• [TASK] Leave the pictures out. Return all other data exactly.

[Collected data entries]
"""

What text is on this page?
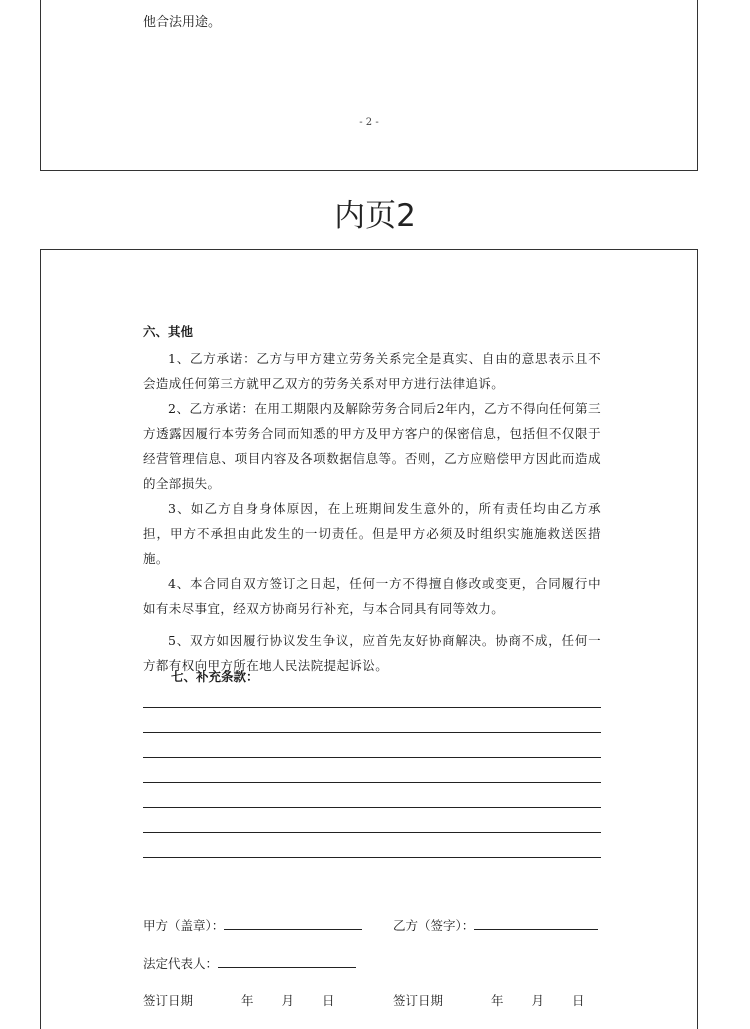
他合法用途。
- 2 -
内页2

六、其他

1、乙方承诺：乙方与甲方建立劳务关系完全是真实、自由的意思表示且不会造成任何第三方就甲乙双方的劳务关系对甲方进行法律追诉。

2、乙方承诺：在用工期限内及解除劳务合同后2年内，乙方不得向任何第三方透露因履行本劳务合同而知悉的甲方及甲方客户的保密信息，包括但不仅限于经营管理信息、项目内容及各项数据信息等。否则，乙方应赔偿甲方因此而造成的全部损失。

3、如乙方自身身体原因，在上班期间发生意外的，所有责任均由乙方承担，甲方不承担由此发生的一切责任。但是甲方必须及时组织实施施救送医措施。

4、本合同自双方签订之日起，任何一方不得擅自修改或变更，合同履行中如有未尽事宜，经双方协商另行补充，与本合同具有同等效力。

5、双方如因履行协议发生争议，应首先友好协商解决。协商不成，任何一方都有权向甲方所在地人民法院提起诉讼。

七、补充条款：
甲方（盖章）：	乙方（签字）：
法定代表人：
签订日期	年 月 日	签订日期	年 月 日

"""

• [RESULT BELOW]
What text is on this page?
他合法用途。
- 2 -
内页2

六、其他

1、乙方承诺：乙方与甲方建立劳务关系完全是真实、自由的意思表示且不会造成任何第三方就甲乙双方的劳务关系对甲方进行法律追诉。

2、乙方承诺：在用工期限内及解除劳务合同后2年内，乙方不得向任何第三方透露因履行本劳务合同而知悉的甲方及甲方客户的保密信息，包括但不仅限于经营管理信息、项目内容及各项数据信息等。否则，乙方应赔偿甲方因此而造成的全部损失。

3、如乙方自身身体原因，在上班期间发生意外的，所有责任均由乙方承担，甲方不承担由此发生的一切责任。但是甲方必须及时组织实施施救送医措施。

4、本合同自双方签订之日起，任何一方不得擅自修改或变更，合同履行中如有未尽事宜，经双方协商另行补充，与本合同具有同等效力。

5、双方如因履行协议发生争议，应首先友好协商解决。协商不成，任何一方都有权向甲方所在地人民法院提起诉讼。

七、补充条款：
甲方（盖章）：	乙方（签字）：
法定代表人：
签订日期	年 月 日	签订日期	年 月 日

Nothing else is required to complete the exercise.